## [WRITTEN PROBLEM]
Make an exact copy of the records, dropping all pictures.
------ RECORDS SHOWN
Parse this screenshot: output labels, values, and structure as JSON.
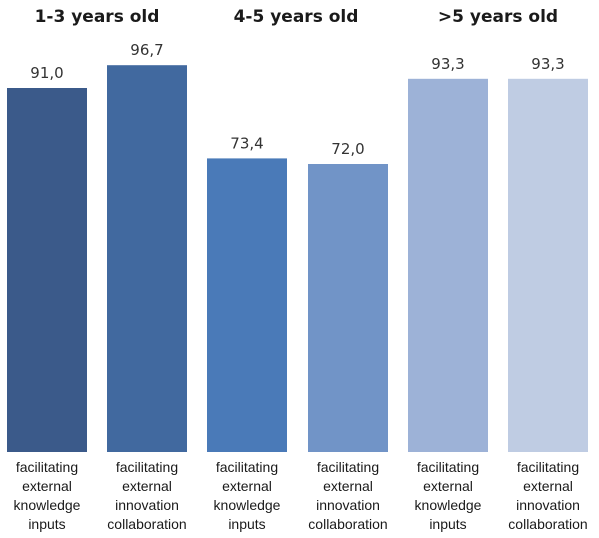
{
  "chart_data": {
    "type": "bar",
    "groups": [
      "1-3 years old",
      "4-5 years old",
      ">5 years old"
    ],
    "categories": [
      [
        "facilitating",
        "external",
        "knowledge",
        "inputs"
      ],
      [
        "facilitating",
        "external",
        "innovation",
        "collaboration"
      ],
      [
        "facilitating",
        "external",
        "knowledge",
        "inputs"
      ],
      [
        "facilitating",
        "external",
        "innovation",
        "collaboration"
      ],
      [
        "facilitating",
        "external",
        "knowledge",
        "inputs"
      ],
      [
        "facilitating",
        "external",
        "innovation",
        "collaboration"
      ]
    ],
    "values": [
      91.0,
      96.7,
      73.4,
      72.0,
      93.3,
      93.3
    ],
    "value_labels": [
      "91,0",
      "96,7",
      "73,4",
      "72,0",
      "93,3",
      "93,3"
    ],
    "colors": [
      "#3b5a8a",
      "#41699f",
      "#4a7ab8",
      "#7194c7",
      "#9db2d7",
      "#bfcce3"
    ],
    "ylim": [
      0,
      100
    ],
    "grid": false,
    "legend": "none",
    "title": "",
    "xlabel": "",
    "ylabel": ""
  }
}
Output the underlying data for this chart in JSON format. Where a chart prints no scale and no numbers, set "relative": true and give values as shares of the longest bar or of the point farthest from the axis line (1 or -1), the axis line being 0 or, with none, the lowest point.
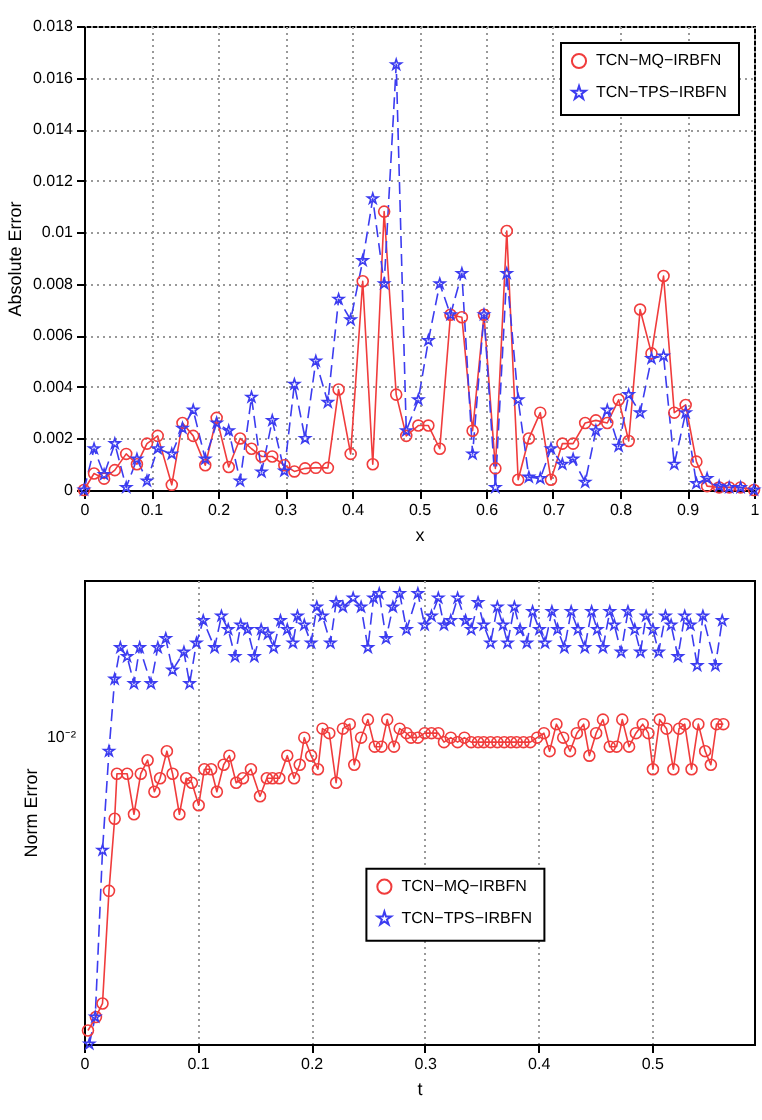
------------
## [SOLVED EXERCISE]
Parse this screenshot: output labels, values, and structure as JSON.
{
  "chart_data": {
    "type": "bar",
    "groups": [
      "1-3 years old",
      "4-5 years old",
      ">5 years old"
    ],
    "categories": [
      [
        "facilitating",
        "external",
        "knowledge",
        "inputs"
      ],
      [
        "facilitating",
        "external",
        "innovation",
        "collaboration"
      ],
      [
        "facilitating",
        "external",
        "knowledge",
        "inputs"
      ],
      [
        "facilitating",
        "external",
        "innovation",
        "collaboration"
      ],
      [
        "facilitating",
        "external",
        "knowledge",
        "inputs"
      ],
      [
        "facilitating",
        "external",
        "innovation",
        "collaboration"
      ]
    ],
    "values": [
      91.0,
      96.7,
      73.4,
      72.0,
      93.3,
      93.3
    ],
    "value_labels": [
      "91,0",
      "96,7",
      "73,4",
      "72,0",
      "93,3",
      "93,3"
    ],
    "colors": [
      "#3b5a8a",
      "#41699f",
      "#4a7ab8",
      "#7194c7",
      "#9db2d7",
      "#bfcce3"
    ],
    "ylim": [
      0,
      100
    ],
    "grid": false,
    "legend": "none",
    "title": "",
    "xlabel": "",
    "ylabel": ""
  }
}
Output the underlying data for this chart in JSON format. Where a chart prints no scale and no numbers, set "relative": true and give values as shares of the longest bar or of the point farthest from the axis line (1 or -1), the axis line being 0 or, with none, the lowest point.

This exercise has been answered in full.